-- Begin Input records --

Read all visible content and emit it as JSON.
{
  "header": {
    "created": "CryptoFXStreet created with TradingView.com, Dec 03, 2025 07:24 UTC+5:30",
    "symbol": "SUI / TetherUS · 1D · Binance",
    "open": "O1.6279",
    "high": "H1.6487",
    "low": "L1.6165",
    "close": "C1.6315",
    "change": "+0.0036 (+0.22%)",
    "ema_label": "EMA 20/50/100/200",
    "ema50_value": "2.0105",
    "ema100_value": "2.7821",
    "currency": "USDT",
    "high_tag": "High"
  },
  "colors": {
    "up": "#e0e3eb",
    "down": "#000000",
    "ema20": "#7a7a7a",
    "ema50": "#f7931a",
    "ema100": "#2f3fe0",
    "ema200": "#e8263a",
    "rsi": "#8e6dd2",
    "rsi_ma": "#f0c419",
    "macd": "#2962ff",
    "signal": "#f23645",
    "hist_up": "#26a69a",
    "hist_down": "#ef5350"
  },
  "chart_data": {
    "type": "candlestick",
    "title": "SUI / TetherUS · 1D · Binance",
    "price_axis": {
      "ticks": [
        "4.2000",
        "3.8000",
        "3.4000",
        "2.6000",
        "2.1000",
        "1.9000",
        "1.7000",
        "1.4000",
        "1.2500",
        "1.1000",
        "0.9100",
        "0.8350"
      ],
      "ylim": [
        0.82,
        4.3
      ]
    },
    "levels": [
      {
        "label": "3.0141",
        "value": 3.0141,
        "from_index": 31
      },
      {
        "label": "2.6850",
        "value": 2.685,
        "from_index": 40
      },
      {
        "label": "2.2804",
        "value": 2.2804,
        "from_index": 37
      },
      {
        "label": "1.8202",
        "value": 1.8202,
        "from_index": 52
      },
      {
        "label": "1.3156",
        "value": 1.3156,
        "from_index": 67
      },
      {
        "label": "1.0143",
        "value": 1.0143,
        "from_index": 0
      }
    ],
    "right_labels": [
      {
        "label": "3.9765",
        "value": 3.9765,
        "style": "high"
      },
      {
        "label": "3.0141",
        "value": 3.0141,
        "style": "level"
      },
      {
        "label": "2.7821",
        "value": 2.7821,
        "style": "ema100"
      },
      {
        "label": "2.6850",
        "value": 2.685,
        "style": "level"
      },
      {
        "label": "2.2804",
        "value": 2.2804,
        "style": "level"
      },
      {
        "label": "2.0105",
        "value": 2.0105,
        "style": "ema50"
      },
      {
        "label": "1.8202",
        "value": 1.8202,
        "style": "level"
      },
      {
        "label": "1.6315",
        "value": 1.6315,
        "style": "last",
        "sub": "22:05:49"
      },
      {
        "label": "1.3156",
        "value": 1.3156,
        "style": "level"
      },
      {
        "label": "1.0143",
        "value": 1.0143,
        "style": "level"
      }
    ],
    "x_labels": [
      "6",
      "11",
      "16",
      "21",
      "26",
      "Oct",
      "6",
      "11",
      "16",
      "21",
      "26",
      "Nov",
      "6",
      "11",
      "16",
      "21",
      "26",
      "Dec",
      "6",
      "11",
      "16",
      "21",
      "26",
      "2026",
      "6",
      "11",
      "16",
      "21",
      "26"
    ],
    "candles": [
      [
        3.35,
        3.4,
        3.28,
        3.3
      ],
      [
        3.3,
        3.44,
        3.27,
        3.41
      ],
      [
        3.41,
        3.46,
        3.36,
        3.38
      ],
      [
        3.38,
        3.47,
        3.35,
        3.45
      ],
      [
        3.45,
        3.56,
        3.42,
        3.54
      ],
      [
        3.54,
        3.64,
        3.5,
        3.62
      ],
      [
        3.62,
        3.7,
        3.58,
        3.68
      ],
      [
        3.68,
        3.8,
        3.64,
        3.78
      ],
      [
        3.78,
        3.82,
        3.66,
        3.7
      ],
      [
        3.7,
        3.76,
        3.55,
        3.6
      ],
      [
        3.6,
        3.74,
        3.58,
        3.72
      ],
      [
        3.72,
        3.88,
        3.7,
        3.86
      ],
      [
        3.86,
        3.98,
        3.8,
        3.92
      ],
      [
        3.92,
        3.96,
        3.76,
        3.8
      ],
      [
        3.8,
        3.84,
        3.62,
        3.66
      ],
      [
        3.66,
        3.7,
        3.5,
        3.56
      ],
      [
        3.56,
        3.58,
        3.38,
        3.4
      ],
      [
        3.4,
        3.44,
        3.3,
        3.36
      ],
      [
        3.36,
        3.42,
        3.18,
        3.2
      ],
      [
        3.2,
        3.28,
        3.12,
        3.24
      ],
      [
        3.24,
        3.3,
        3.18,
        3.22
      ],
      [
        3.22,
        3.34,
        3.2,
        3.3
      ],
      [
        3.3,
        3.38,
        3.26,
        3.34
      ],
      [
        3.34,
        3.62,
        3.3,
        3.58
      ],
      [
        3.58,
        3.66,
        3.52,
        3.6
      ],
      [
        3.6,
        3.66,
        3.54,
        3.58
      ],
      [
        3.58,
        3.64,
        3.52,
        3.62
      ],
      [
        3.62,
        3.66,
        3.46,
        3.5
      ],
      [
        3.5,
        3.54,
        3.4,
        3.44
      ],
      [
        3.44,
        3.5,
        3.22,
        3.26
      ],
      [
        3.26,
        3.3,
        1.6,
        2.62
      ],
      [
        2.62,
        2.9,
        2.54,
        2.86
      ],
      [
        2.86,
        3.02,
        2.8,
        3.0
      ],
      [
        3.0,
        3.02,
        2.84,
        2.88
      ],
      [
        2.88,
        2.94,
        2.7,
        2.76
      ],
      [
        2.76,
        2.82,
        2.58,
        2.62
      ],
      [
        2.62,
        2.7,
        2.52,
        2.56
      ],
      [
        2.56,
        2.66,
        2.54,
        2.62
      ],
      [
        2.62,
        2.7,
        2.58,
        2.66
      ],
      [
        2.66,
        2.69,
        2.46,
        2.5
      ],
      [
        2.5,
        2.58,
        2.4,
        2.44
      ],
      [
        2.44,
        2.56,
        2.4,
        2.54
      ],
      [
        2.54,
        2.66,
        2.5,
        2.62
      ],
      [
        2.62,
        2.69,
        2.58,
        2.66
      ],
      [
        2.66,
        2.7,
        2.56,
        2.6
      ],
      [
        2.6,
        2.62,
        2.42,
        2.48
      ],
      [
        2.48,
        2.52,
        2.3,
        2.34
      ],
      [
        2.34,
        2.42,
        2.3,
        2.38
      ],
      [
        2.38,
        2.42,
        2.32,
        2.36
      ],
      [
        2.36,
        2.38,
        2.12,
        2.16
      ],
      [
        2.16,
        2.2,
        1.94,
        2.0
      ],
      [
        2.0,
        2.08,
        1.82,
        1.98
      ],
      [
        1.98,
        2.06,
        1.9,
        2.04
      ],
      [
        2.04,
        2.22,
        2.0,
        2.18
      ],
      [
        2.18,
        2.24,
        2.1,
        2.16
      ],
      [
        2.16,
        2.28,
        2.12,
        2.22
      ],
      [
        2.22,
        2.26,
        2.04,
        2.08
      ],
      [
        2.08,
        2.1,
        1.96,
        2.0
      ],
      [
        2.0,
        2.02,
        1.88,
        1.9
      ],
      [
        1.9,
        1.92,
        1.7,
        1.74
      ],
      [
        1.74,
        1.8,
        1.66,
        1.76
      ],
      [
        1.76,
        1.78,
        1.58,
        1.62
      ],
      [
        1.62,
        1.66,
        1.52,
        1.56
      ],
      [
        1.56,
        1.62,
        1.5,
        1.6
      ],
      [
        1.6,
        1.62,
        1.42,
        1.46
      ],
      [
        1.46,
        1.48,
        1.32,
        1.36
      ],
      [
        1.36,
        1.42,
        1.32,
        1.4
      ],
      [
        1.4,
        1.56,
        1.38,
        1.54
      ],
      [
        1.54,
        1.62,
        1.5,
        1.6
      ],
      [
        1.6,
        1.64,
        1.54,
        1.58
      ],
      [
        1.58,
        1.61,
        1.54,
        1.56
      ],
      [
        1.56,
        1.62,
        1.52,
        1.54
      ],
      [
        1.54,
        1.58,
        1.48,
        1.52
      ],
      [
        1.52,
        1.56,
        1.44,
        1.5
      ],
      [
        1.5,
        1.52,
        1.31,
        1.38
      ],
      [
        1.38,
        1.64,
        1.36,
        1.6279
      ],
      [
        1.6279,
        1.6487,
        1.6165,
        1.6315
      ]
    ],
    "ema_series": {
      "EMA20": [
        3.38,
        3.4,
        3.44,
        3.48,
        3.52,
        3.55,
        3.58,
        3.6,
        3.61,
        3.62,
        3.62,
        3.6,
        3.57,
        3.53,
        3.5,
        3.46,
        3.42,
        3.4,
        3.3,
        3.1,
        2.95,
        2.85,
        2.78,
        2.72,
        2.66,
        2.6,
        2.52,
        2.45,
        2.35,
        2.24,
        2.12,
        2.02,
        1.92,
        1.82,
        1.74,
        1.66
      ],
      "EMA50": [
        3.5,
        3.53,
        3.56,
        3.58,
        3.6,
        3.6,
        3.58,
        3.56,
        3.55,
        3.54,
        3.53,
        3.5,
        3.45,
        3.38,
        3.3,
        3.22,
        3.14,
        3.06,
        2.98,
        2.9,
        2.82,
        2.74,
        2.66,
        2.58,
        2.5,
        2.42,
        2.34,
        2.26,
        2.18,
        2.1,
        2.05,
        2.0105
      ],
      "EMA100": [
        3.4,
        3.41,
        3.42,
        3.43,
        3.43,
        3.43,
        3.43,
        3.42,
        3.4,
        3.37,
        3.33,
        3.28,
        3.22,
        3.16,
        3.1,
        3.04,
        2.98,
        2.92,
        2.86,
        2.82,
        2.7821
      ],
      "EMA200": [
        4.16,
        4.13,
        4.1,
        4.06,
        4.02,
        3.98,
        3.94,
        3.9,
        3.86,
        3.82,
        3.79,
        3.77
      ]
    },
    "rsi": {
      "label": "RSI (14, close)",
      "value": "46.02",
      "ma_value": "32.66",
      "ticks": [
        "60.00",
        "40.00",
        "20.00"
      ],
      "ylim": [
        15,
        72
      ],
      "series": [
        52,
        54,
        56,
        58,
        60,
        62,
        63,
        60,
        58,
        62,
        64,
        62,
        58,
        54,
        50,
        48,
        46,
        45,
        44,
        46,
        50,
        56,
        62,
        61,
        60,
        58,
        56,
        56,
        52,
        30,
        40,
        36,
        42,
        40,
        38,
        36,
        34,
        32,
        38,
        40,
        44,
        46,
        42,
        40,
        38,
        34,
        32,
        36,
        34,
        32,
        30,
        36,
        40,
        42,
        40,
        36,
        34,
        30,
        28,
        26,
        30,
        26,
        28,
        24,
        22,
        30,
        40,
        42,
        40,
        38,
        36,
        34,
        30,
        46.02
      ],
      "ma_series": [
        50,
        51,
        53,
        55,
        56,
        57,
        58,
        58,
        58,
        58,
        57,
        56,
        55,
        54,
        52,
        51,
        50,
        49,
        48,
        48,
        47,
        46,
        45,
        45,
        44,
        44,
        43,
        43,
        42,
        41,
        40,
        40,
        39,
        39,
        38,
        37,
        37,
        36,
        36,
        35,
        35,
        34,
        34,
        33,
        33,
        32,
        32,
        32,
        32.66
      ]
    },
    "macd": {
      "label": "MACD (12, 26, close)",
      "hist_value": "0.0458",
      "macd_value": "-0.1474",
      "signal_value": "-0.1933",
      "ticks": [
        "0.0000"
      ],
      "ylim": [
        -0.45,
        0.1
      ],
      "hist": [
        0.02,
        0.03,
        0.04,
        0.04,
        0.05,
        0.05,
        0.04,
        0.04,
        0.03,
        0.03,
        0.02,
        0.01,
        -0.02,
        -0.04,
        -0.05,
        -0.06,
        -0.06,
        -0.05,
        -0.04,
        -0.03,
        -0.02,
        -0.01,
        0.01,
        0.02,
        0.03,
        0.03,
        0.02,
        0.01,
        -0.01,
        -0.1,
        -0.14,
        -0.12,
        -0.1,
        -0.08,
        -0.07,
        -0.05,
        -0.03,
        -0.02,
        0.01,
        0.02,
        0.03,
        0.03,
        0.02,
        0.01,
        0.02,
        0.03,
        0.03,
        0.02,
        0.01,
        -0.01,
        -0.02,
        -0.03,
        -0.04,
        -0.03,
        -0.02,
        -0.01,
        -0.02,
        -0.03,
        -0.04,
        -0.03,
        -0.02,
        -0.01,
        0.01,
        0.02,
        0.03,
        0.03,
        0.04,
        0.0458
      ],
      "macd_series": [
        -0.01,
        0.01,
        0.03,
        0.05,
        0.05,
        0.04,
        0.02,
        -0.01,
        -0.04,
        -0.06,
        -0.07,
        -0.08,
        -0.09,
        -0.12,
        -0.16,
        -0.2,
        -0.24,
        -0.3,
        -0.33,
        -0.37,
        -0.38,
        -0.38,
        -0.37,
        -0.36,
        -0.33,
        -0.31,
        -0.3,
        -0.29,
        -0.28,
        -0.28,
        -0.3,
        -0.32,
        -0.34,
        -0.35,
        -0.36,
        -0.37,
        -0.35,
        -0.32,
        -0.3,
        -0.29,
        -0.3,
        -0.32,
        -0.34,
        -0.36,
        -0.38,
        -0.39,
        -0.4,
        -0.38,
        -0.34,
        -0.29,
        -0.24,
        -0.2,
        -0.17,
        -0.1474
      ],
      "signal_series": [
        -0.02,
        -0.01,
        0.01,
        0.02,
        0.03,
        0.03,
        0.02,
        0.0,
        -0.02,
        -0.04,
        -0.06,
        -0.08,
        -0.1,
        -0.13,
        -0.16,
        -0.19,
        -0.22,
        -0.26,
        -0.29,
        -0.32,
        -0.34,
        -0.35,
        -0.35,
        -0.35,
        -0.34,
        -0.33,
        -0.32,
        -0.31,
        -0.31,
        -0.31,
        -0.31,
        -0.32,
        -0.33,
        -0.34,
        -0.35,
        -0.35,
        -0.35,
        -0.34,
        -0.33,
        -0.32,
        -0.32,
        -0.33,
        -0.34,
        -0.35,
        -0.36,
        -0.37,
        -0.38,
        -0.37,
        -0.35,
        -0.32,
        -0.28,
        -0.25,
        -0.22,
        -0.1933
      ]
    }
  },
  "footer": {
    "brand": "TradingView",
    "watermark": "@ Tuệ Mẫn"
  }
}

-- End Input records --

**Description of the task**
Locate and copy each line in the data above that includes the word "TetherUS".

**Final answer**
    "symbol": "SUI / TetherUS · 1D · Binance",
    "title": "SUI / TetherUS · 1D · Binance",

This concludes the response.